Short problem: Show every line where "职业接触限制" occurs.

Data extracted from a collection
+ + +

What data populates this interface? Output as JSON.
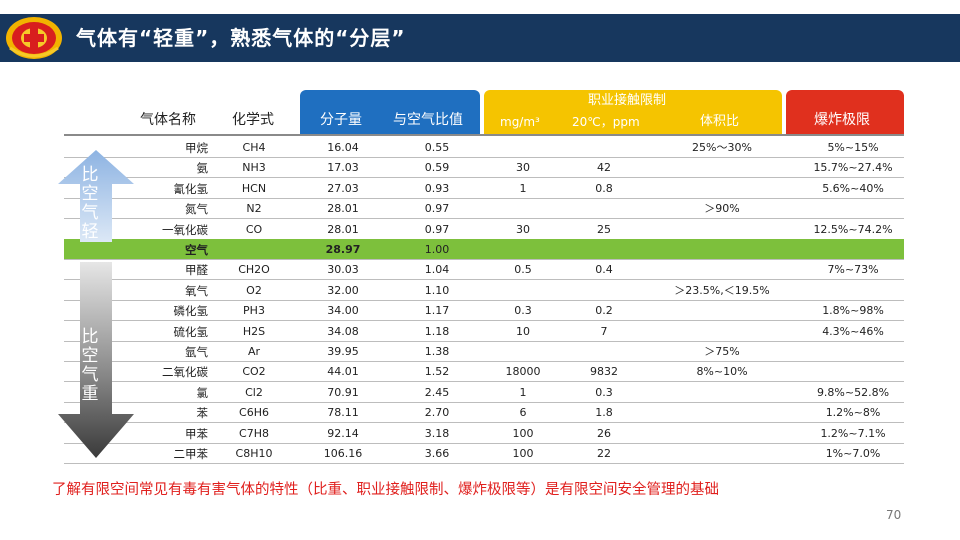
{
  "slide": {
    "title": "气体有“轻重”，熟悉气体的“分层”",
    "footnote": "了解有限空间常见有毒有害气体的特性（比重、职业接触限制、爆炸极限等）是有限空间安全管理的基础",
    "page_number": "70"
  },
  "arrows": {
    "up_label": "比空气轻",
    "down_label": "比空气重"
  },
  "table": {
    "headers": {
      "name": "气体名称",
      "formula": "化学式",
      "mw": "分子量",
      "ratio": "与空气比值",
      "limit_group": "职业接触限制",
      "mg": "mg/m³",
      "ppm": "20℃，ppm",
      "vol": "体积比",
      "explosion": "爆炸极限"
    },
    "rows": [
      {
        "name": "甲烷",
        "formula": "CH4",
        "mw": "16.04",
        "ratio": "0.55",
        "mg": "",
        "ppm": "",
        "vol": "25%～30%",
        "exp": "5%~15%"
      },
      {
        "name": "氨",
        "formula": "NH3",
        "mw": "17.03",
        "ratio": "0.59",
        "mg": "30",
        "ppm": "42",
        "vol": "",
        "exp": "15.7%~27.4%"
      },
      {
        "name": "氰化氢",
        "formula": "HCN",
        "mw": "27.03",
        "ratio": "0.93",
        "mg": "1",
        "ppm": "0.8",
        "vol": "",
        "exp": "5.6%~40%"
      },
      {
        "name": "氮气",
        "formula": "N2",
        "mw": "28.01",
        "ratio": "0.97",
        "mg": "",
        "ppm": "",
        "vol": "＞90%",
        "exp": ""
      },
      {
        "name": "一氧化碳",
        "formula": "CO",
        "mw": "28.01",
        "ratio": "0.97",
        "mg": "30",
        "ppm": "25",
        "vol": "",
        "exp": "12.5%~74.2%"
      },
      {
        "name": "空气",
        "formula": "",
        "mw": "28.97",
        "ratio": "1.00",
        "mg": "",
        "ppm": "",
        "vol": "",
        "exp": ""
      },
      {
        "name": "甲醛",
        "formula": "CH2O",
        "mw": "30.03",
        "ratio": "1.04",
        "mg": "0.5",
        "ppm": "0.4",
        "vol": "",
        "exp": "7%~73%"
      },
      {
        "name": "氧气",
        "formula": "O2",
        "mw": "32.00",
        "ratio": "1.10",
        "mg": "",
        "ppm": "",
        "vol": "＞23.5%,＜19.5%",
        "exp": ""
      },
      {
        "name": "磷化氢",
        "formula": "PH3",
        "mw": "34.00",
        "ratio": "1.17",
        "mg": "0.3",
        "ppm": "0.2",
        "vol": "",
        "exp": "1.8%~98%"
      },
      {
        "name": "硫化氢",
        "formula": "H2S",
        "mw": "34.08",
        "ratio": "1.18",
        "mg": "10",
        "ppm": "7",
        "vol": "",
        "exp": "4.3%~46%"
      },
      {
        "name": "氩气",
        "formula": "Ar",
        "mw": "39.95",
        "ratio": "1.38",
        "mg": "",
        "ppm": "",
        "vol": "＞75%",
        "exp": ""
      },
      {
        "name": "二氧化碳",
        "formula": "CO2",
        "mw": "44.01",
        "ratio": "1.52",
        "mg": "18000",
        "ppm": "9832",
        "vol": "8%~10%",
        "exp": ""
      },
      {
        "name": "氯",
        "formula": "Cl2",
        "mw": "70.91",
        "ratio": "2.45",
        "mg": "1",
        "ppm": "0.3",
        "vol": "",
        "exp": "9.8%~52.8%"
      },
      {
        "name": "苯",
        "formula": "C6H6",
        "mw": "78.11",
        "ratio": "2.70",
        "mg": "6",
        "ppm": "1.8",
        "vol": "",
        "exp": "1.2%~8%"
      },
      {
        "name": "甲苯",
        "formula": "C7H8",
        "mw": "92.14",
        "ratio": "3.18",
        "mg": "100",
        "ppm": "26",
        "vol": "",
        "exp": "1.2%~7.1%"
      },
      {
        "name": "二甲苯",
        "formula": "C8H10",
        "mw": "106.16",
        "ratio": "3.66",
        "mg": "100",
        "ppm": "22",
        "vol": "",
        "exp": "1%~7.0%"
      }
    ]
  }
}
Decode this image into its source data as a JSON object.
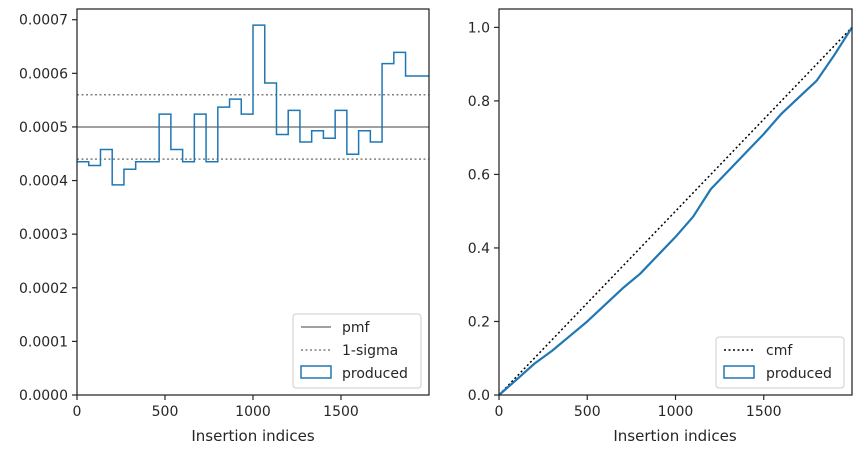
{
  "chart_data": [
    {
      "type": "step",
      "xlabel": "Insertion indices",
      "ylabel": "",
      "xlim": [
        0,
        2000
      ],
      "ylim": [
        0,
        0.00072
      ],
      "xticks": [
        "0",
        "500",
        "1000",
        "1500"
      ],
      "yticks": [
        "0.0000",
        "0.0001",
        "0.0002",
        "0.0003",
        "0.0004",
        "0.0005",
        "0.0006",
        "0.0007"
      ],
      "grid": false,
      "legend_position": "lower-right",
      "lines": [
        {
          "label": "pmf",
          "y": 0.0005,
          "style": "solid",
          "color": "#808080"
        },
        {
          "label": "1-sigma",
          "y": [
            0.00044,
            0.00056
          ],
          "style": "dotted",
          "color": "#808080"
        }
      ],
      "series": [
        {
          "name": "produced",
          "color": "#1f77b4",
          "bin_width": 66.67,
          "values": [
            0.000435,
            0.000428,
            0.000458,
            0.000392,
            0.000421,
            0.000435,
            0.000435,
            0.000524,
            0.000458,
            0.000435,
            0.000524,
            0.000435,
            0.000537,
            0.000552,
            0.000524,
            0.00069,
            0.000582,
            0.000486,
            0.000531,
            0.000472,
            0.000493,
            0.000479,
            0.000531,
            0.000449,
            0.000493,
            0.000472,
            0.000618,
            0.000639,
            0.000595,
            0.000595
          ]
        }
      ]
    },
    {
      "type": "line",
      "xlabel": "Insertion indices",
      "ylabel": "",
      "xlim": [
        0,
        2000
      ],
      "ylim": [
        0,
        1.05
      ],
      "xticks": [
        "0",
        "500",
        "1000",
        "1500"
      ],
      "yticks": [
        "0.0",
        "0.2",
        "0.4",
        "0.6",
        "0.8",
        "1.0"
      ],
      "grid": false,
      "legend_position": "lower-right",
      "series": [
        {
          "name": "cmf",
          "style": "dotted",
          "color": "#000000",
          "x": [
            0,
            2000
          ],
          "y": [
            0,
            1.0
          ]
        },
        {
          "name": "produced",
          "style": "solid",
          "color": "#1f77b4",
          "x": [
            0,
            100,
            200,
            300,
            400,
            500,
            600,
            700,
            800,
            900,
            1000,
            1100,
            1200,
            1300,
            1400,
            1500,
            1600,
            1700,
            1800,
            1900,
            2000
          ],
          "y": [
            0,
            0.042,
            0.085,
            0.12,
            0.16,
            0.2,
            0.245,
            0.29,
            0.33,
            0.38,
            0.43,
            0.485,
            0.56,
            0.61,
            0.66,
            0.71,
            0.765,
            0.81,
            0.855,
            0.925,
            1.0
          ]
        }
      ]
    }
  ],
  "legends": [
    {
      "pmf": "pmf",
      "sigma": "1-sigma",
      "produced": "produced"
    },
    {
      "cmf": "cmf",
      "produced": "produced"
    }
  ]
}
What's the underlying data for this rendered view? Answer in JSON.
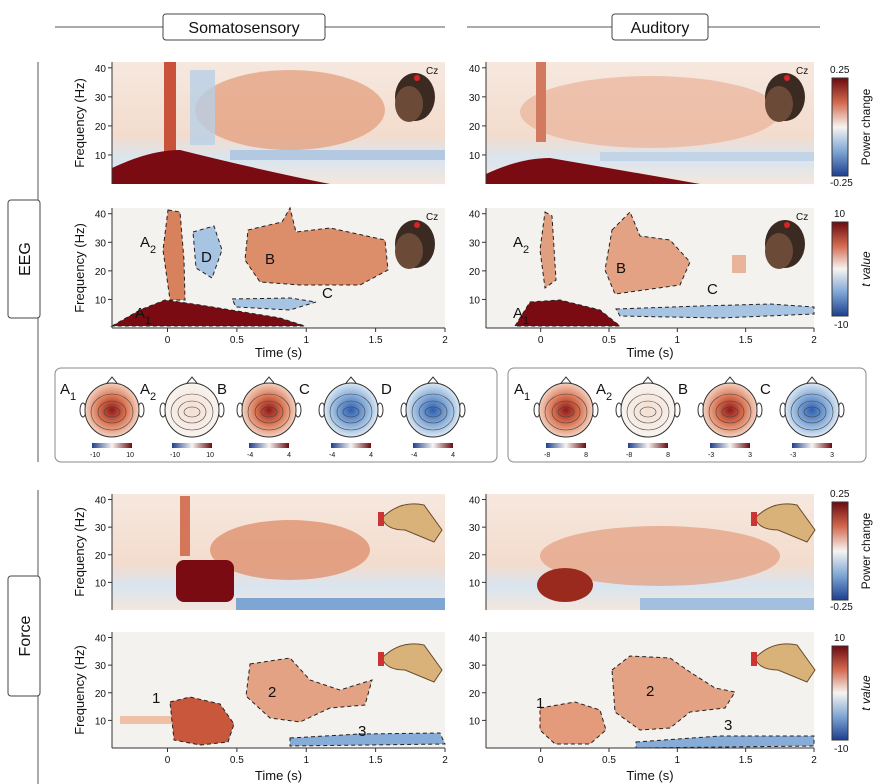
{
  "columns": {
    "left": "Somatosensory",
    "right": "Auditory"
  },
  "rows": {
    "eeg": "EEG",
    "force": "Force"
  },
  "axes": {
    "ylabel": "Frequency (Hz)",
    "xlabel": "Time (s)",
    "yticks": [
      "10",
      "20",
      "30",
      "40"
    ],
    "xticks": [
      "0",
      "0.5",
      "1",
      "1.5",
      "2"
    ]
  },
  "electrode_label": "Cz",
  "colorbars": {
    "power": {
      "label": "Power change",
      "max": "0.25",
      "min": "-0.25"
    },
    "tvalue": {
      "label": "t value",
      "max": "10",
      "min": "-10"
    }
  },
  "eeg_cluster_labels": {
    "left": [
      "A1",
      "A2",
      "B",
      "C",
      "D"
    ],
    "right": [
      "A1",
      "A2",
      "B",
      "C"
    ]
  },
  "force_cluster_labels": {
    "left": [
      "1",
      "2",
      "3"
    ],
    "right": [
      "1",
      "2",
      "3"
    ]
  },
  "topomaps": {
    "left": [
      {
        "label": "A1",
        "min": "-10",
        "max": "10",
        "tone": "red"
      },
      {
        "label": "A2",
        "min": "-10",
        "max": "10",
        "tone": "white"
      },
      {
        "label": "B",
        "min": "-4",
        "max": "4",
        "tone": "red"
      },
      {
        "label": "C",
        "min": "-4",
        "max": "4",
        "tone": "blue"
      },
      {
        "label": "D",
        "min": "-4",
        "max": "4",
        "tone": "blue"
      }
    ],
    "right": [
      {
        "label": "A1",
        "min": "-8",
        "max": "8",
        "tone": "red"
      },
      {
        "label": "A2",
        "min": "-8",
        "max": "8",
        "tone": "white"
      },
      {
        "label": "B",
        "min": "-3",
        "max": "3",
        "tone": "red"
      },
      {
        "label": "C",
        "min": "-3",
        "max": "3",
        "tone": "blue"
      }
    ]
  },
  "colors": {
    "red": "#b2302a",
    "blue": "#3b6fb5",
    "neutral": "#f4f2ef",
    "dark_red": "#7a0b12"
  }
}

+ + +

Output for this task:
    "footnote": "了解有限空间常见有毒有害气体的特性（比重、职业接触限制、爆炸极限等）是有限空间安全管理的基础",
      "limit_group": "职业接触限制",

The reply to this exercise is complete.